If you encounter an aggressive dog you should know how best to communicate with it in order to prevent it from injuring you. Most dogs are not naturally angry and aggressive, but on occasion they may feel threatened or cornered, or just unwell.
At times like this they will lash out at whoever they meet, and if the dog is big or powerful (Dobermann, Rottweiler, Komondor) it may hurt you or someone else. We look at why dogs sometimes behave in this way and how best to control an angry dog.
In order to be equipped to deal with an angry dog we thought about putting together 10 methods used by animal behaviourists and trainers that you can call upon if you find yourself face-to-face with an aggressive dog.
Why do dogs become angry?
It is first important to know why a dog becomes angry because only then, when you know for certain the reason for its behaviour, can you act accordingly. Of course, sometimes, especially if the dog is homeless we may not be able to find out.
Nevertheless, some pointers to the causes of anger in dogs could prove useful:
- Dominance: Particularly seen of uncastrated dogs, a fighting instinct will cause a dog to be angry.
- Fear: If a dog thinks he is in danger he will exhibit defensiveness which to us looks like anger.
- Frustration: Dogs left alone for long periods of time or kept in confined spaces are liable to become aggressive due to frustration.
- Illness and injury: If a dog does not feel well he may seem unhappy and want to be left alone; he may use growling and aggression towards you. Blind or deaf dogs are especially prone to defensive aggression.
- Mirroring our behaviour: In 2009 Science Daily published an interesting article about how a dog’s aggression mirrors our own behaviour.
- Possessiveness: Some dogs are possessive of other family members; others are possessive of their food and quiet space.
How do you tell when a dog is angry?
You may encounter an angry dog that is not known to you or you may witness your own pet become angry. But how can you tell an angry dog from a docile one?
Some signs of aggression follow:
- Barking threateningly
- Tail between the legs
- Teeth bearing
How to communicate with an angry dog
Here we outline 10 methods for communicating with an angry dog. These are not failsafe, and on most occasions the best course of action when encountering a dog that is aggressive is to back down (more on this later). But for now, let us talk about what options there are for controlling an angry dog.

··········

• Problems to work on:
**a)** Give again, word for word, the passage of the angry dogs page starting at "Some signs of" and ending at "controlling an angry dog.".
**b)** Sum up the angry dogs page in two sentences.

··········

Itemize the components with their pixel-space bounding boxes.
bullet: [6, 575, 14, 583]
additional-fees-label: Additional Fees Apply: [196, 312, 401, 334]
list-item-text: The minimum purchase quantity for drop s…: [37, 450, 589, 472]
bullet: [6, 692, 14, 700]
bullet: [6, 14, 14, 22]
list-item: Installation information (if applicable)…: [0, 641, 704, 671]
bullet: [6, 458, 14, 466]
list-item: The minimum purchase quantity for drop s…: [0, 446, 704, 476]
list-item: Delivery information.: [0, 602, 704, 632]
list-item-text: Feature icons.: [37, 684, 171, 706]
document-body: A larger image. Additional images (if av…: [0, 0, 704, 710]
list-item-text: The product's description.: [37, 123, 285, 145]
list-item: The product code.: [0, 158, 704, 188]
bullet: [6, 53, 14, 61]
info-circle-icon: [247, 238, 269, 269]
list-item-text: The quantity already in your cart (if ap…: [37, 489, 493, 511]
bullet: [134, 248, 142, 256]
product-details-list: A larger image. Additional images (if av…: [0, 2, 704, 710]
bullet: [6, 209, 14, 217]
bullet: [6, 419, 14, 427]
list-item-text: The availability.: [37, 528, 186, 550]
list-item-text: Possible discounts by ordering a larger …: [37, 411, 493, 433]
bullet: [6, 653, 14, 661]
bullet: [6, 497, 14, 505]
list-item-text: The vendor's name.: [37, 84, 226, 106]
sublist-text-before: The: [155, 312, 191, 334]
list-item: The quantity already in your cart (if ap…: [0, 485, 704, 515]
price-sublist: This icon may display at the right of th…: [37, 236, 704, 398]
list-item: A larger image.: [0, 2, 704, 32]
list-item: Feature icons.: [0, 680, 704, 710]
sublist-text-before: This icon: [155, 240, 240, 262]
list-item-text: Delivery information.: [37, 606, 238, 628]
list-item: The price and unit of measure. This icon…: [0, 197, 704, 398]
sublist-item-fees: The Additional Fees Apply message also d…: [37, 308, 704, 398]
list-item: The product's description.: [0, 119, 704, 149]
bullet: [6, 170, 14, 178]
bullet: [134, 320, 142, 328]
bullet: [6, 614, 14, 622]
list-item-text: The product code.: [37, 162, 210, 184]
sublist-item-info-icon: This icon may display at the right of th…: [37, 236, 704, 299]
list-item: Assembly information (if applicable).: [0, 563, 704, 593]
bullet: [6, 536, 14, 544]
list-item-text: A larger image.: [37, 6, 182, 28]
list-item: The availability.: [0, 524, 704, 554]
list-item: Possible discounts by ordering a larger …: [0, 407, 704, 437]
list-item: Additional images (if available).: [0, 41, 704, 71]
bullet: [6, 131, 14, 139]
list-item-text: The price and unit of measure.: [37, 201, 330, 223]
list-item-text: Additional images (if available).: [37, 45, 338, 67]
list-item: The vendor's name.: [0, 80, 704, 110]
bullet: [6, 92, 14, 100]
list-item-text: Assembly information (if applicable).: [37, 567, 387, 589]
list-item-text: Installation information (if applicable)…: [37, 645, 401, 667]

··········

• Responses by task:
**a)**
Some signs of aggression follow:
- Barking threateningly
- Tail between the legs
- Teeth bearing
How to communicate with an angry dog
Here we outline 10 methods for communicating with an angry dog. These are not failsafe, and on most occasions the best course of action when encountering a dog that is aggressive is to back down (more on this later). But for now, let us talk about what options there are for controlling an angry dog.

**b)** Most dogs are not naturally aggressive but may lash out when they feel threatened, cornered or unwell, and the page lists causes such as dominance, fear, frustration, illness, mirroring our behavior and possessiveness. It notes signs of aggression such as threatening barking and a tail between the legs, and it introduces 10 methods for communicating with an angry dog while saying that backing down is usually the best course.